Collected data entries

■ ■ ■ ■ ■ ■ ■

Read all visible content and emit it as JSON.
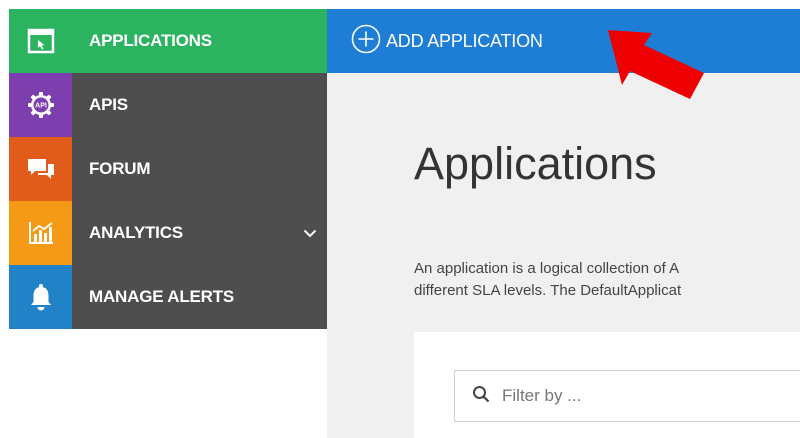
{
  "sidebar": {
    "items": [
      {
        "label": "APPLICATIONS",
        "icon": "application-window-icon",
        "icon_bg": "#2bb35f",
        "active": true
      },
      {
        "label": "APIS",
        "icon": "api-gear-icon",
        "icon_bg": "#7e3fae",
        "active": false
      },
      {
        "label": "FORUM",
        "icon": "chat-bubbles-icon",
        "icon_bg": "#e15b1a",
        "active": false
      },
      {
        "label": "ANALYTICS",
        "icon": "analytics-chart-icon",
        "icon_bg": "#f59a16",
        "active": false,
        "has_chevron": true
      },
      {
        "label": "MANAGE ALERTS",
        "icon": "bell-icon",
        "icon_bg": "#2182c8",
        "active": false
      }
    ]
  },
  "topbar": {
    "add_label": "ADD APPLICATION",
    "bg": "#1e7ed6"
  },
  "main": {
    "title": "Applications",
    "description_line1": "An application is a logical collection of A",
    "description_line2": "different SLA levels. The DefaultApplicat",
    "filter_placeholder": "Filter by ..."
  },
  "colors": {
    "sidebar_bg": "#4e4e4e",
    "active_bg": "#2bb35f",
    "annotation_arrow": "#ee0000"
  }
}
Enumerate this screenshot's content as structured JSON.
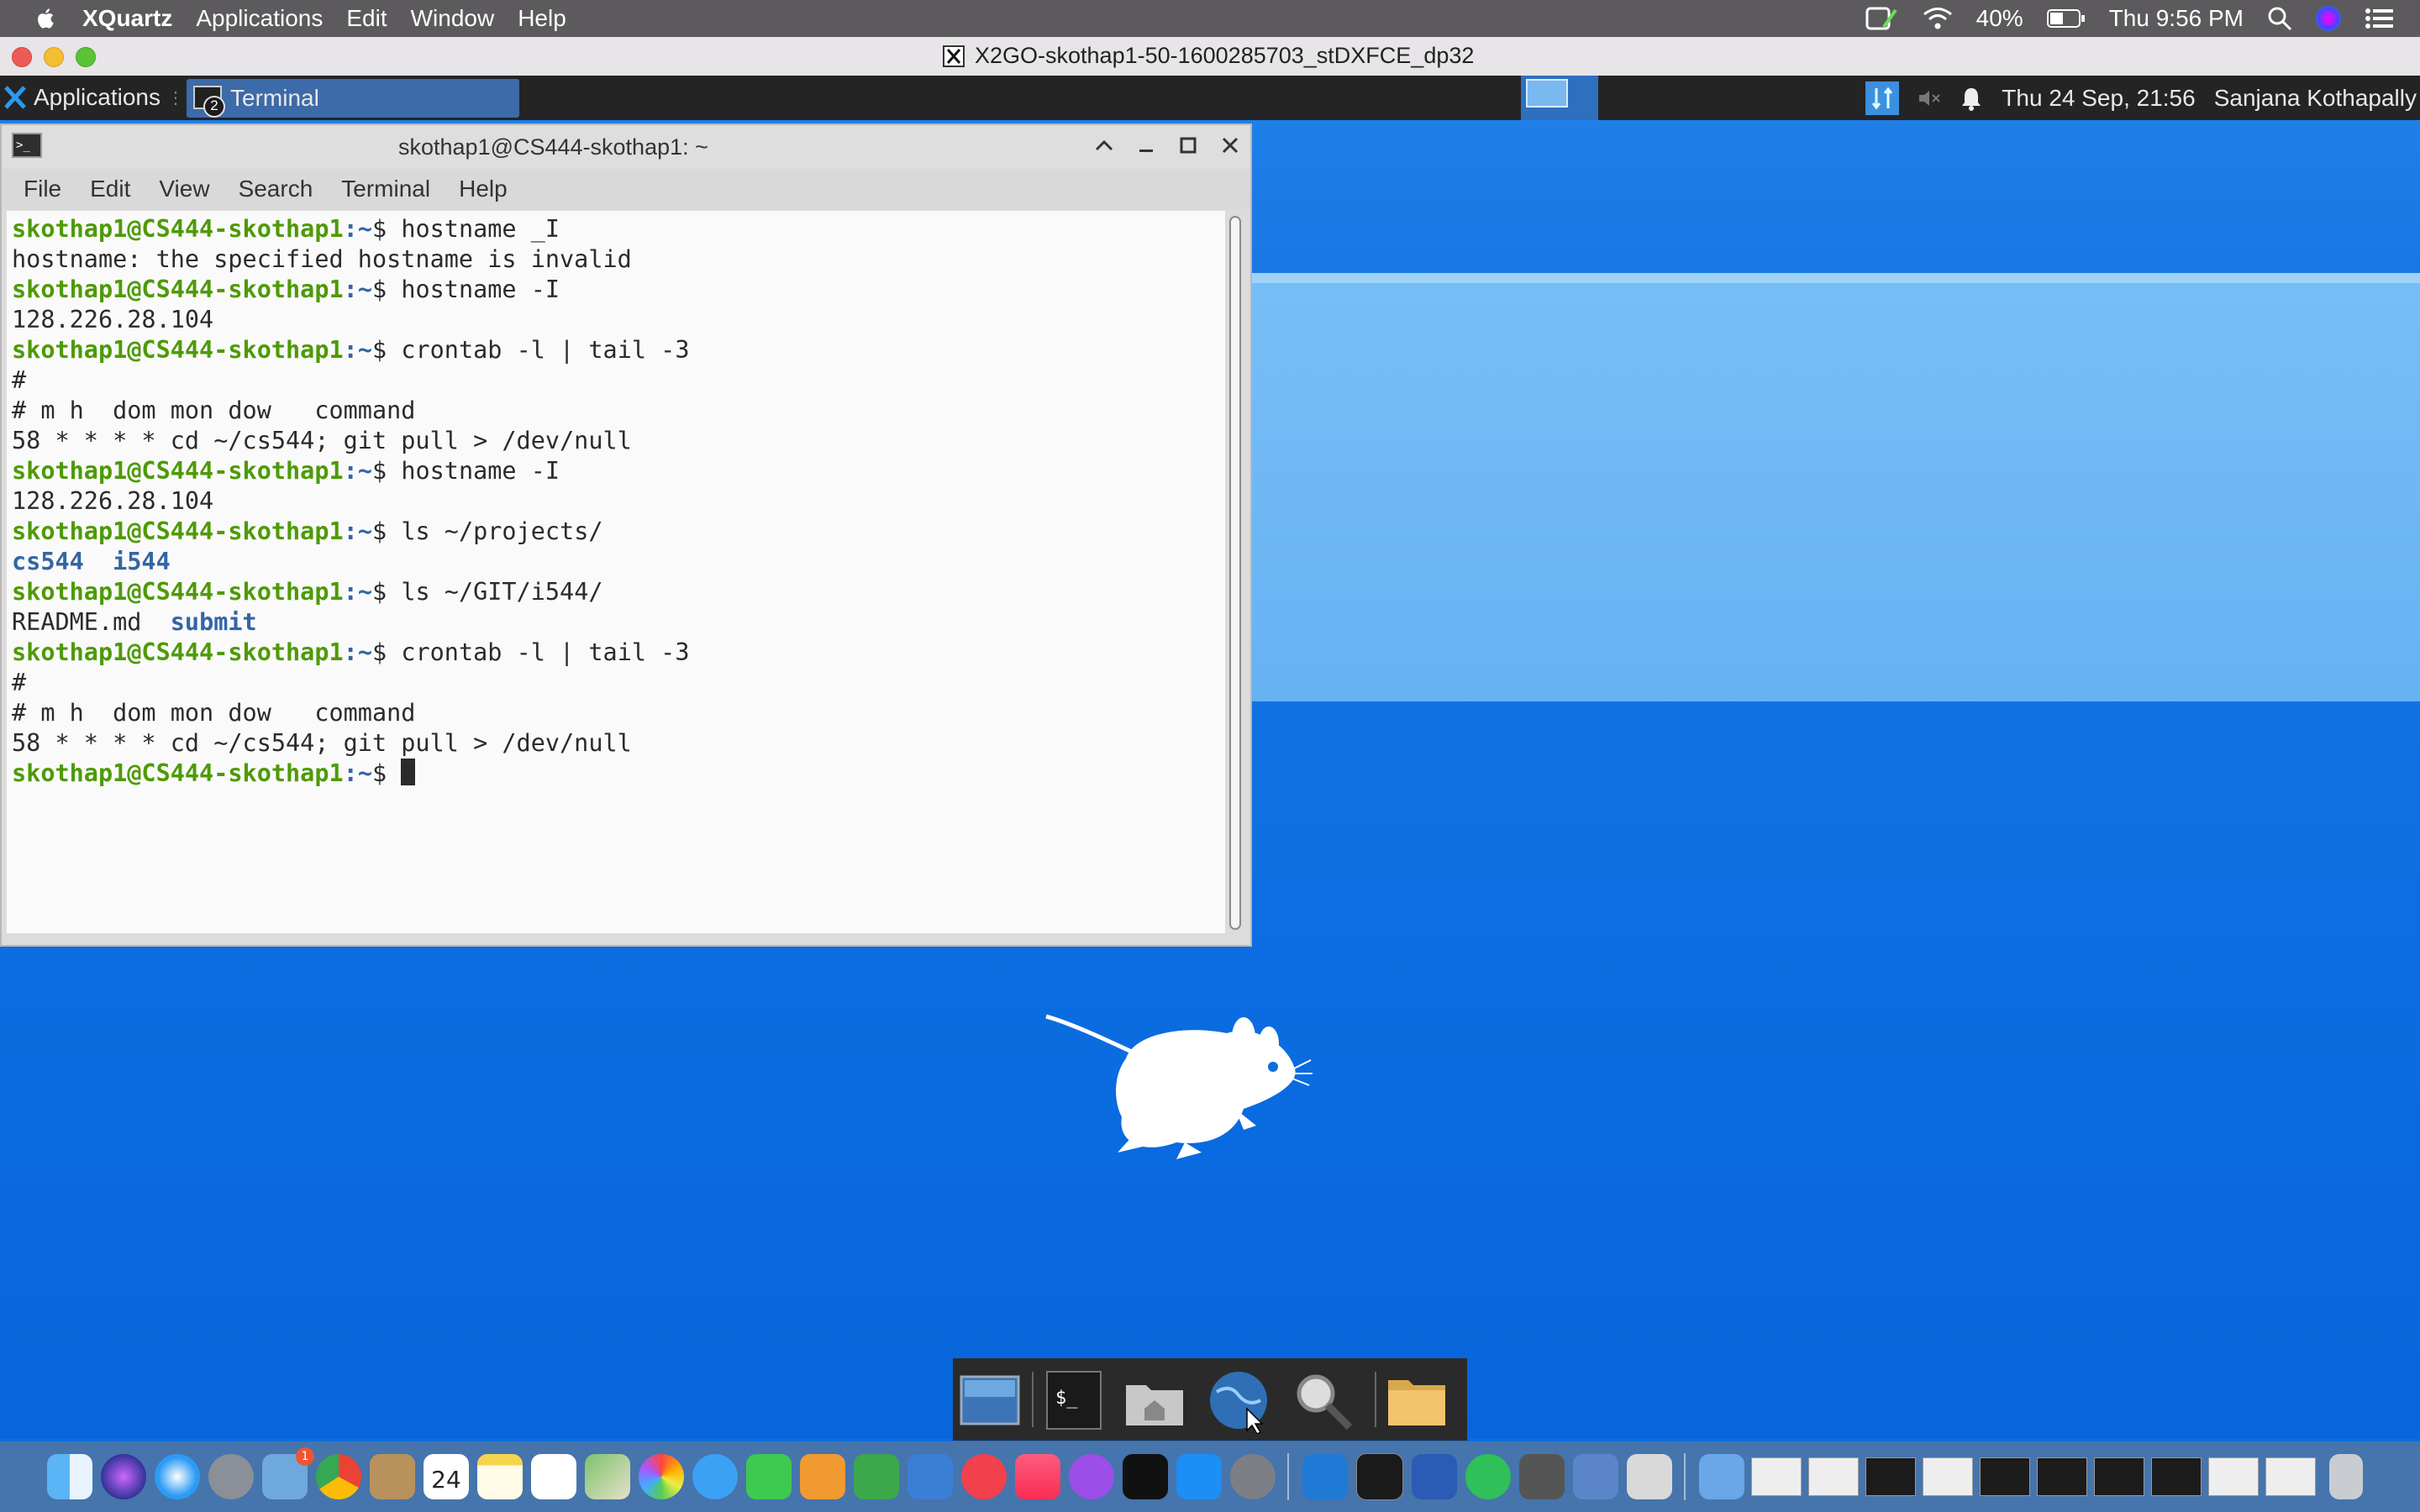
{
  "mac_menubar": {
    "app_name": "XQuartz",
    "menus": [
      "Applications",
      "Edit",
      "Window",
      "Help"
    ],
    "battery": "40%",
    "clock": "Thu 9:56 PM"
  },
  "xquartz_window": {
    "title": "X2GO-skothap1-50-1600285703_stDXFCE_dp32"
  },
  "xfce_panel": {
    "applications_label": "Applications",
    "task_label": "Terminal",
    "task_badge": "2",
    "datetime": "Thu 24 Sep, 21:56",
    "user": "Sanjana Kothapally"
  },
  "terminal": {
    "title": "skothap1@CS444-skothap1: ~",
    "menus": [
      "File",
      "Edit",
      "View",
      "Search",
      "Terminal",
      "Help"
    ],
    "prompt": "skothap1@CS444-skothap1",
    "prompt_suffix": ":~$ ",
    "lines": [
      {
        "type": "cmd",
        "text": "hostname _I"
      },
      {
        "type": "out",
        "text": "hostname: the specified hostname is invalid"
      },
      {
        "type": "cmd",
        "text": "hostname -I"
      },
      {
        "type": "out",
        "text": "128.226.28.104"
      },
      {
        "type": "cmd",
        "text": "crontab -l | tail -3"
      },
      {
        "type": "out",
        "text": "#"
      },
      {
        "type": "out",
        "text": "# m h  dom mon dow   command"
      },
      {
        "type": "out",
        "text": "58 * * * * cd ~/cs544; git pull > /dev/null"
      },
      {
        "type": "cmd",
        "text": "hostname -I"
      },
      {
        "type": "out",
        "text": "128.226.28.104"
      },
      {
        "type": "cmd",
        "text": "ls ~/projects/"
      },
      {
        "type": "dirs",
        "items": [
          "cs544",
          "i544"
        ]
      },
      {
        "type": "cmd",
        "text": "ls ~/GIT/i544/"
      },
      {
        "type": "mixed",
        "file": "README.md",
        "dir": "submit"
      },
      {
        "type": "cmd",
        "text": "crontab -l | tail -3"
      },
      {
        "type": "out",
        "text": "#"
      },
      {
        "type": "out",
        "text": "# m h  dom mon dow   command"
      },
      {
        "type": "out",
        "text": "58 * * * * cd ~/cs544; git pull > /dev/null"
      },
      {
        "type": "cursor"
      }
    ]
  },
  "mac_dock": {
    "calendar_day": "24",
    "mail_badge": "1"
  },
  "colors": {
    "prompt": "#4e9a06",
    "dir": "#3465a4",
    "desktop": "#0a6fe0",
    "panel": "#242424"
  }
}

■ ■ ■ ■ ■ ■ ■

**What is expected**: Every record must be copied exactly, with images dropped from the result.

**Solved problem**:
Read all visible content and emit it as JSON.
{
  "sidebar": {
    "items": [
      {
        "label": "APPLICATIONS",
        "icon": "application-window-icon",
        "icon_bg": "#2bb35f",
        "active": true
      },
      {
        "label": "APIS",
        "icon": "api-gear-icon",
        "icon_bg": "#7e3fae",
        "active": false
      },
      {
        "label": "FORUM",
        "icon": "chat-bubbles-icon",
        "icon_bg": "#e15b1a",
        "active": false
      },
      {
        "label": "ANALYTICS",
        "icon": "analytics-chart-icon",
        "icon_bg": "#f59a16",
        "active": false,
        "has_chevron": true
      },
      {
        "label": "MANAGE ALERTS",
        "icon": "bell-icon",
        "icon_bg": "#2182c8",
        "active": false
      }
    ]
  },
  "topbar": {
    "add_label": "ADD APPLICATION",
    "bg": "#1e7ed6"
  },
  "main": {
    "title": "Applications",
    "description_line1": "An application is a logical collection of A",
    "description_line2": "different SLA levels. The DefaultApplicat",
    "filter_placeholder": "Filter by ..."
  },
  "colors": {
    "sidebar_bg": "#4e4e4e",
    "active_bg": "#2bb35f",
    "annotation_arrow": "#ee0000"
  }
}
Enumerate this screenshot's content as structured JSON.
{
  "mac_menubar": {
    "app_name": "XQuartz",
    "menus": [
      "Applications",
      "Edit",
      "Window",
      "Help"
    ],
    "battery": "40%",
    "clock": "Thu 9:56 PM"
  },
  "xquartz_window": {
    "title": "X2GO-skothap1-50-1600285703_stDXFCE_dp32"
  },
  "xfce_panel": {
    "applications_label": "Applications",
    "task_label": "Terminal",
    "task_badge": "2",
    "datetime": "Thu 24 Sep, 21:56",
    "user": "Sanjana Kothapally"
  },
  "terminal": {
    "title": "skothap1@CS444-skothap1: ~",
    "menus": [
      "File",
      "Edit",
      "View",
      "Search",
      "Terminal",
      "Help"
    ],
    "prompt": "skothap1@CS444-skothap1",
    "prompt_suffix": ":~$ ",
    "lines": [
      {
        "type": "cmd",
        "text": "hostname _I"
      },
      {
        "type": "out",
        "text": "hostname: the specified hostname is invalid"
      },
      {
        "type": "cmd",
        "text": "hostname -I"
      },
      {
        "type": "out",
        "text": "128.226.28.104"
      },
      {
        "type": "cmd",
        "text": "crontab -l | tail -3"
      },
      {
        "type": "out",
        "text": "#"
      },
      {
        "type": "out",
        "text": "# m h  dom mon dow   command"
      },
      {
        "type": "out",
        "text": "58 * * * * cd ~/cs544; git pull > /dev/null"
      },
      {
        "type": "cmd",
        "text": "hostname -I"
      },
      {
        "type": "out",
        "text": "128.226.28.104"
      },
      {
        "type": "cmd",
        "text": "ls ~/projects/"
      },
      {
        "type": "dirs",
        "items": [
          "cs544",
          "i544"
        ]
      },
      {
        "type": "cmd",
        "text": "ls ~/GIT/i544/"
      },
      {
        "type": "mixed",
        "file": "README.md",
        "dir": "submit"
      },
      {
        "type": "cmd",
        "text": "crontab -l | tail -3"
      },
      {
        "type": "out",
        "text": "#"
      },
      {
        "type": "out",
        "text": "# m h  dom mon dow   command"
      },
      {
        "type": "out",
        "text": "58 * * * * cd ~/cs544; git pull > /dev/null"
      },
      {
        "type": "cursor"
      }
    ]
  },
  "mac_dock": {
    "calendar_day": "24",
    "mail_badge": "1"
  },
  "colors": {
    "prompt": "#4e9a06",
    "dir": "#3465a4",
    "desktop": "#0a6fe0",
    "panel": "#242424"
  }
}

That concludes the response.